Items listed in a dataset
-=-=-=-=-
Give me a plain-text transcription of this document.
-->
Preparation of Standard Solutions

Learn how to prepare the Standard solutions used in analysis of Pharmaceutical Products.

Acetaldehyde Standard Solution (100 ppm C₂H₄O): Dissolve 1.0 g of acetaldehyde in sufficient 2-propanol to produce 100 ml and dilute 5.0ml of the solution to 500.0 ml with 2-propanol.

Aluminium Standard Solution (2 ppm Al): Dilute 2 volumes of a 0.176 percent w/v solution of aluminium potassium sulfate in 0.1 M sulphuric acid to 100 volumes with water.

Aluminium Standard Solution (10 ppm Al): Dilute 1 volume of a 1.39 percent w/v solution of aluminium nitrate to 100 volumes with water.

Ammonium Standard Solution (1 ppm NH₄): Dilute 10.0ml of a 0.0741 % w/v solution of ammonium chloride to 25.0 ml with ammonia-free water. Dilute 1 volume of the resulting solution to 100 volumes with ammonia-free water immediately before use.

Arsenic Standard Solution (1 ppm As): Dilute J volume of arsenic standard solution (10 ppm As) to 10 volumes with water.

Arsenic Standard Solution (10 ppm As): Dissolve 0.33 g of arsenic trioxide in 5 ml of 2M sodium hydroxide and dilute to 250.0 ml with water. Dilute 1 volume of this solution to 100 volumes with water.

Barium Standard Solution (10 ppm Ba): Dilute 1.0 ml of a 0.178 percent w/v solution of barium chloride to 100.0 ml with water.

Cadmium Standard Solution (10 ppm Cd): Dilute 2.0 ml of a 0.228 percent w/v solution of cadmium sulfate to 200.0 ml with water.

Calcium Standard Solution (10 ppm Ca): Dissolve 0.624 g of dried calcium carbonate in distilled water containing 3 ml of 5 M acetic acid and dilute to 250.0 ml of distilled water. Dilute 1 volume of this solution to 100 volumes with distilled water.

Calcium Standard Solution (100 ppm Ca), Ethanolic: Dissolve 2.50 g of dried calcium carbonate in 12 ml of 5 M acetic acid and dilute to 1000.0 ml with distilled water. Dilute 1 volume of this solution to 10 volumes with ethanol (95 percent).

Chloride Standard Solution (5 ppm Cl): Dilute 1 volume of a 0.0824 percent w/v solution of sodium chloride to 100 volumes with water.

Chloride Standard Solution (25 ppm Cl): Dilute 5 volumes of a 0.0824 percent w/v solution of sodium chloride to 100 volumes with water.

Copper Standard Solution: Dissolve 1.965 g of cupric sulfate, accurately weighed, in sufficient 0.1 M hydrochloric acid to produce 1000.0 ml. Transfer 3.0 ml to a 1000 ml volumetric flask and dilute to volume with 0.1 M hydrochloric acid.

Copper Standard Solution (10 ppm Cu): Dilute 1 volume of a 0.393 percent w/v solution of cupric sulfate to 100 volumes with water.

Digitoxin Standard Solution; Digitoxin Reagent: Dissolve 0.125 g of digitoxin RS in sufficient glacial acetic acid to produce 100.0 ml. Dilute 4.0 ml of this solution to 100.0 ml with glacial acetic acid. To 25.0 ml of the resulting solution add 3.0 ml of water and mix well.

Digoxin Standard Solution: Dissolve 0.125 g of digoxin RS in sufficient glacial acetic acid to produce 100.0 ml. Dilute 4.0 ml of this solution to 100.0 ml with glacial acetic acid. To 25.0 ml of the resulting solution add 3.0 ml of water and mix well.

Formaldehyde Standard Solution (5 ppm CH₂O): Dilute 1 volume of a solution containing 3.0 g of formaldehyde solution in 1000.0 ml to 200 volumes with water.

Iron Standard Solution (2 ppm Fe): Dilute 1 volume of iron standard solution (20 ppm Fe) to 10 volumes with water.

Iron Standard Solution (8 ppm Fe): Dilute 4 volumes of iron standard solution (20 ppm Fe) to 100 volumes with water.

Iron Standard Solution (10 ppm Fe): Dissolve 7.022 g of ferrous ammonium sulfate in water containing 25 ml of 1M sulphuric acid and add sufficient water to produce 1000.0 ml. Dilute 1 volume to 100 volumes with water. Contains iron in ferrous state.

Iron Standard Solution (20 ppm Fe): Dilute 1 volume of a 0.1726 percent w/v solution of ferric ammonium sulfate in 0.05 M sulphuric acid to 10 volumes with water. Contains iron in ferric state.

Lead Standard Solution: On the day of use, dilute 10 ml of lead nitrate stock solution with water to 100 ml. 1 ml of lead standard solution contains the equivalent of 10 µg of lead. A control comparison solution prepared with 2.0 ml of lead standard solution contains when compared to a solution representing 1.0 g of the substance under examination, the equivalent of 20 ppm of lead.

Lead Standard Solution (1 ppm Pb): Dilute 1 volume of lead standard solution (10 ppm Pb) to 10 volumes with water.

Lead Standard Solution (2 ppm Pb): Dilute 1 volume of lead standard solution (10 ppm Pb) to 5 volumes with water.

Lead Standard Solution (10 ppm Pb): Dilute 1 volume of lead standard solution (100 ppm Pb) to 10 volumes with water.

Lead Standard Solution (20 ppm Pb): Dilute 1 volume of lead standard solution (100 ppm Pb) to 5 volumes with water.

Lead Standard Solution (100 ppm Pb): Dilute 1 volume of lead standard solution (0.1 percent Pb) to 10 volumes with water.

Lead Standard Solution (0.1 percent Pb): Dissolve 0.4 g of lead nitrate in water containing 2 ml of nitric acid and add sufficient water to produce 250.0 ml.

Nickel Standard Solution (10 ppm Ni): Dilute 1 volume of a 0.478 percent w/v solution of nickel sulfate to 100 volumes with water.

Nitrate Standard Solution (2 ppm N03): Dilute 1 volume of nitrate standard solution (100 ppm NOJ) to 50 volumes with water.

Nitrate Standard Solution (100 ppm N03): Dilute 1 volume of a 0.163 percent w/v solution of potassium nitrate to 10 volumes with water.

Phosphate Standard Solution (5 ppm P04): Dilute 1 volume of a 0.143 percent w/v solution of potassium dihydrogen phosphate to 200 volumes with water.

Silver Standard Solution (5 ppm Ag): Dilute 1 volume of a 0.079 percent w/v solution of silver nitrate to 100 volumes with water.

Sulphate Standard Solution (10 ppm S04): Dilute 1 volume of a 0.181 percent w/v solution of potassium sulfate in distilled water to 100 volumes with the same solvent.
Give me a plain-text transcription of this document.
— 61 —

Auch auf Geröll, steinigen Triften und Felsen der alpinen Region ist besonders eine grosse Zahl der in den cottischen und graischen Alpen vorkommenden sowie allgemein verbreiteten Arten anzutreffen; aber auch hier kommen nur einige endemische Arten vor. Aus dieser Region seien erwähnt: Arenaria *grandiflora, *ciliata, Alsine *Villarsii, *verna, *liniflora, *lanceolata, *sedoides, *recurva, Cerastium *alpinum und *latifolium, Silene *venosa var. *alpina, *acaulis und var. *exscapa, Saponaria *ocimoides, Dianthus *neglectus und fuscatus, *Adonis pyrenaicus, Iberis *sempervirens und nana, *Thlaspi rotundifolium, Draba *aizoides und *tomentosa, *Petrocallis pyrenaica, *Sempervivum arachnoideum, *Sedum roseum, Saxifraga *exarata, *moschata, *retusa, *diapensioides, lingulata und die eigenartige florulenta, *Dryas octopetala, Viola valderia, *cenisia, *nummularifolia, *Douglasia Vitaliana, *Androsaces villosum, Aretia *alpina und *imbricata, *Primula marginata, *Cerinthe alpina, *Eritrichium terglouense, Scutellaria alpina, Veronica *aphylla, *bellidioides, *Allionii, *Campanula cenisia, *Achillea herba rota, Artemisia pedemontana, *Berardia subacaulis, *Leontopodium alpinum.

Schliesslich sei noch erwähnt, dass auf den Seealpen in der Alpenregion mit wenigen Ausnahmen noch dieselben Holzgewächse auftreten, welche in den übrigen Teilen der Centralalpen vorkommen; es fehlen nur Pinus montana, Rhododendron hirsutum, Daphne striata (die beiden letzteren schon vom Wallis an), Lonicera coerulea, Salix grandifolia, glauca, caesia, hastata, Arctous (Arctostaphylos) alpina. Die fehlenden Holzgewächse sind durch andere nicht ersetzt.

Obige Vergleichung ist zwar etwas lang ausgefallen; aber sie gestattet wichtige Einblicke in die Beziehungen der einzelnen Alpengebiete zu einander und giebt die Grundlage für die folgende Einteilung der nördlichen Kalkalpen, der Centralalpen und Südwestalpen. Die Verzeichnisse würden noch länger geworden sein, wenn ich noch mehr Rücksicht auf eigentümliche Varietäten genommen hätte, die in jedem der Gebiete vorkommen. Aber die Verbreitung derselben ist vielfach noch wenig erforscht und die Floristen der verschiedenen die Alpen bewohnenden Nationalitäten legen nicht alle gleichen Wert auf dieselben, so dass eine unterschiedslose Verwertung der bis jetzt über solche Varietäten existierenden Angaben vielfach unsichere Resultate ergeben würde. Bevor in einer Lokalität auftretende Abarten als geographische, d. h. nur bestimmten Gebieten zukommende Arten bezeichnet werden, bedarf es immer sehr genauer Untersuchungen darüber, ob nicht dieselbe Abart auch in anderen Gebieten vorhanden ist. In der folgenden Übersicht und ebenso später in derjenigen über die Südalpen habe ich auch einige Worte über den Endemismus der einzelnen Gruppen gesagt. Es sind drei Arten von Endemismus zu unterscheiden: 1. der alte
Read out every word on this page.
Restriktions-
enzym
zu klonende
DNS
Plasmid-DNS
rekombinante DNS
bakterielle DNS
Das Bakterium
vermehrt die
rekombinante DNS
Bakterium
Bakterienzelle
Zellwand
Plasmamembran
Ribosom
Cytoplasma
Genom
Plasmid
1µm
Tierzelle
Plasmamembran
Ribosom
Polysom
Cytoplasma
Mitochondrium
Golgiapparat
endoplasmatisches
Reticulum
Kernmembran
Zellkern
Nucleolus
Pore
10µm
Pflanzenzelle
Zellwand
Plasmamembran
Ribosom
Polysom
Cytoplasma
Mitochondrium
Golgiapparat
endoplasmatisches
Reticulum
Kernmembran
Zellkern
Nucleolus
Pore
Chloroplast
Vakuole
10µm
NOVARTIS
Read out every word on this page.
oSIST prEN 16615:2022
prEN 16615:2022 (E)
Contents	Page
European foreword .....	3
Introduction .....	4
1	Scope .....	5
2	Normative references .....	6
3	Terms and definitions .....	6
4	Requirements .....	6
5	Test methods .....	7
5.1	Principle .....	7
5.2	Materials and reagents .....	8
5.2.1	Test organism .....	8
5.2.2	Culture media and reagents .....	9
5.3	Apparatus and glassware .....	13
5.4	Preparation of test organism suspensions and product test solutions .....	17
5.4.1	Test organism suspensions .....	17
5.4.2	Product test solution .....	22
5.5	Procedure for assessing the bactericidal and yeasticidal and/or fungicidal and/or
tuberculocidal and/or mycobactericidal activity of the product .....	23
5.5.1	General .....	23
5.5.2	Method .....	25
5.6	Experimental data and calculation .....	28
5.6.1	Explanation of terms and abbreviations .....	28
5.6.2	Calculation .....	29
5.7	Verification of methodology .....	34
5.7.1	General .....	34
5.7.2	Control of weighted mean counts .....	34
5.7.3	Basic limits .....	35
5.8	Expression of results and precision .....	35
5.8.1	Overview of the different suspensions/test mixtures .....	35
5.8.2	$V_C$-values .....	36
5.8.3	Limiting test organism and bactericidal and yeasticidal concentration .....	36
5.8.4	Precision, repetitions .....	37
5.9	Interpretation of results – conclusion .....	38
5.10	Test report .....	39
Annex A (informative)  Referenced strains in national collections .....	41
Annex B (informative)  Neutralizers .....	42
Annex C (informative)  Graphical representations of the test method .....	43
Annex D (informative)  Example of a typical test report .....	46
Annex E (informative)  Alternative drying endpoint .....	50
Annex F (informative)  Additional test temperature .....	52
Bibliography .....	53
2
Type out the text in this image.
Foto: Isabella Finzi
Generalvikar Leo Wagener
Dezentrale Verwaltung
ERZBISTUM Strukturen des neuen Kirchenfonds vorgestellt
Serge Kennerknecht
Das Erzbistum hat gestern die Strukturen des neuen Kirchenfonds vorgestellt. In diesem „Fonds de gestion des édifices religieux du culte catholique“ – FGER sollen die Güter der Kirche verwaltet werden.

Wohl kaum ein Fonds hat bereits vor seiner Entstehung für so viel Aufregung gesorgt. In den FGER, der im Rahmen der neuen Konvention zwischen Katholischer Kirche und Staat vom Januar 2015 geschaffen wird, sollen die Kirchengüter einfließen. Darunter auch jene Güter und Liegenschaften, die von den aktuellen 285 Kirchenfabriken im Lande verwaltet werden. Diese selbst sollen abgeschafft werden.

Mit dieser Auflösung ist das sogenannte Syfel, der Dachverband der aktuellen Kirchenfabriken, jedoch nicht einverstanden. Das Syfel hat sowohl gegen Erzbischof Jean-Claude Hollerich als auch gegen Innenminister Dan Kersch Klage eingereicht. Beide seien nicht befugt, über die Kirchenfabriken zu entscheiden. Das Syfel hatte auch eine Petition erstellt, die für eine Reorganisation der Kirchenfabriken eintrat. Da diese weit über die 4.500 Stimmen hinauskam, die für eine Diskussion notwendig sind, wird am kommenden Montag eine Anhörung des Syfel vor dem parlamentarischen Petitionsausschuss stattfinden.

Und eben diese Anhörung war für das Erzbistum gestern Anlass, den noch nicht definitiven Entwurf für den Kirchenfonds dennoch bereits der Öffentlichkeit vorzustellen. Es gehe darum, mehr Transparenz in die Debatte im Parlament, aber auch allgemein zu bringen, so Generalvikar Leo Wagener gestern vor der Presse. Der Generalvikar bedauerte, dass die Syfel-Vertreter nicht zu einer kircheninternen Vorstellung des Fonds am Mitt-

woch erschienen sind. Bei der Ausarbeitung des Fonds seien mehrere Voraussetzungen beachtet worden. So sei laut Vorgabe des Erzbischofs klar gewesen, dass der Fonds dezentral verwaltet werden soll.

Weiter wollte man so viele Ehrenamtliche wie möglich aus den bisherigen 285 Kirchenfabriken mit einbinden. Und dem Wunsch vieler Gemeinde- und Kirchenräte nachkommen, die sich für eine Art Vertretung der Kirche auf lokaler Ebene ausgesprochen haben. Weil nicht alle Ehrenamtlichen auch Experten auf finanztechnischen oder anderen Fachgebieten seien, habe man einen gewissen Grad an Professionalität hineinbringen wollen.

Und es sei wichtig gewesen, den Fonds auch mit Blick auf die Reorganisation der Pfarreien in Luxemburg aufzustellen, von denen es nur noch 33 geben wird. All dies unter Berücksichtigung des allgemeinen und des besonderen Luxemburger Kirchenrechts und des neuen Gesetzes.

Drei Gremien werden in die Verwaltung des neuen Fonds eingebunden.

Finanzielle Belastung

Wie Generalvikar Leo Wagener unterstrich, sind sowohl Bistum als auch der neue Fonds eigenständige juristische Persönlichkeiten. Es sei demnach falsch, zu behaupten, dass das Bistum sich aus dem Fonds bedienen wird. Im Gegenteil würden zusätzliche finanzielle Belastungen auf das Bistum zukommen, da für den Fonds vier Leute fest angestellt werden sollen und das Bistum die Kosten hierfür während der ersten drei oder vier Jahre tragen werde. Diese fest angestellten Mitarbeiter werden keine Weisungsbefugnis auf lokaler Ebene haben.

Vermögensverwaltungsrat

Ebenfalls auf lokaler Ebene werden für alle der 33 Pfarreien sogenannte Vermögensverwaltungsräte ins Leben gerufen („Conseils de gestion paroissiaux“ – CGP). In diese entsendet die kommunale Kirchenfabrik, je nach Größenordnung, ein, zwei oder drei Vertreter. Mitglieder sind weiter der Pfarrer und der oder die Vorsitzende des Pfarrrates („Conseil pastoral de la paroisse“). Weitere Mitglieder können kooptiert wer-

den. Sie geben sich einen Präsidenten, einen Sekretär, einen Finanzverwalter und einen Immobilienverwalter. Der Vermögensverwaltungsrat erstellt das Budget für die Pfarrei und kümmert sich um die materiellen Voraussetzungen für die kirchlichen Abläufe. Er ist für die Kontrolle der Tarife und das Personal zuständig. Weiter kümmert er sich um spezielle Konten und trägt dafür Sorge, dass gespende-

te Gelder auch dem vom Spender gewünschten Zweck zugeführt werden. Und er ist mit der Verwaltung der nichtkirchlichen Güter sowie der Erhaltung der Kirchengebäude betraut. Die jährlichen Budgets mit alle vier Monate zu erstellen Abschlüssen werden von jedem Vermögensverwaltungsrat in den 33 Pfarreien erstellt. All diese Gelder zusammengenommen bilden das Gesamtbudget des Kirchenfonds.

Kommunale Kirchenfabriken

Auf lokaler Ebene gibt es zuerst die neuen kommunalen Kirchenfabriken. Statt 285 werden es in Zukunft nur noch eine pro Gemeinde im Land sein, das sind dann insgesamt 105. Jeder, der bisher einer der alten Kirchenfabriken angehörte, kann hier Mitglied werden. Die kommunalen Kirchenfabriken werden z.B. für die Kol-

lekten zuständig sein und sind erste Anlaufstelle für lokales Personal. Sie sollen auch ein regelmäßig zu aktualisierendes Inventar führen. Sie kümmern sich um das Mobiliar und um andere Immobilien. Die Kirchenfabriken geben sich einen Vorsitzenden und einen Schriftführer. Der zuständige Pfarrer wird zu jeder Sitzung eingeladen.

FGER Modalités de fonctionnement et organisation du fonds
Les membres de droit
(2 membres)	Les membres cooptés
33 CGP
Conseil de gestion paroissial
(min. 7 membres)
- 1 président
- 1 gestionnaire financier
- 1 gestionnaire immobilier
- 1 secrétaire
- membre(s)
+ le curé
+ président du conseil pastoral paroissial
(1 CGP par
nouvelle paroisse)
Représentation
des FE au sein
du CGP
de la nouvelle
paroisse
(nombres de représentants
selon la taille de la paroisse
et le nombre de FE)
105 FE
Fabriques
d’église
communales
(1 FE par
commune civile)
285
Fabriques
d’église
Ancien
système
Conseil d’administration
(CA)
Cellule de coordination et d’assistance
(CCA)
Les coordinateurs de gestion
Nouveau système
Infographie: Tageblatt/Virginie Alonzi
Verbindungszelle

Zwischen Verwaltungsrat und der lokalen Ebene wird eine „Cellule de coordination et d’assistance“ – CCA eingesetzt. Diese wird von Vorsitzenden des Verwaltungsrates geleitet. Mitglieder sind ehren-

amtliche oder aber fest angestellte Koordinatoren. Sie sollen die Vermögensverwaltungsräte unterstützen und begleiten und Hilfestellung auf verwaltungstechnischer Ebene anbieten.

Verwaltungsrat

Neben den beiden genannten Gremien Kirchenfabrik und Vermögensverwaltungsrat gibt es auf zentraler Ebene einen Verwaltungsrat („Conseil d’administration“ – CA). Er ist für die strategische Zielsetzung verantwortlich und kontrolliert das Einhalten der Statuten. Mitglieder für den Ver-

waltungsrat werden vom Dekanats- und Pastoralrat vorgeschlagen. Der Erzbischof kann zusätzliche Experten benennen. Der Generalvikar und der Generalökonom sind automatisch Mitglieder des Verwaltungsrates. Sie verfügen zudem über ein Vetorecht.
-=-=-=-=-
WORK TO BE COMPLETED
Every line above with the string "Arsenic" in it needs to be copied.

REPLY
Arsenic Standard Solution (1 ppm As): Dilute J volume of arsenic standard solution (10 ppm As) to 10 volumes with water.
Arsenic Standard Solution (10 ppm As): Dissolve 0.33 g of arsenic trioxide in 5 ml of 2M sodium hydroxide and dilute to 250.0 ml with water. Dilute 1 volume of this solution to 100 volumes with water.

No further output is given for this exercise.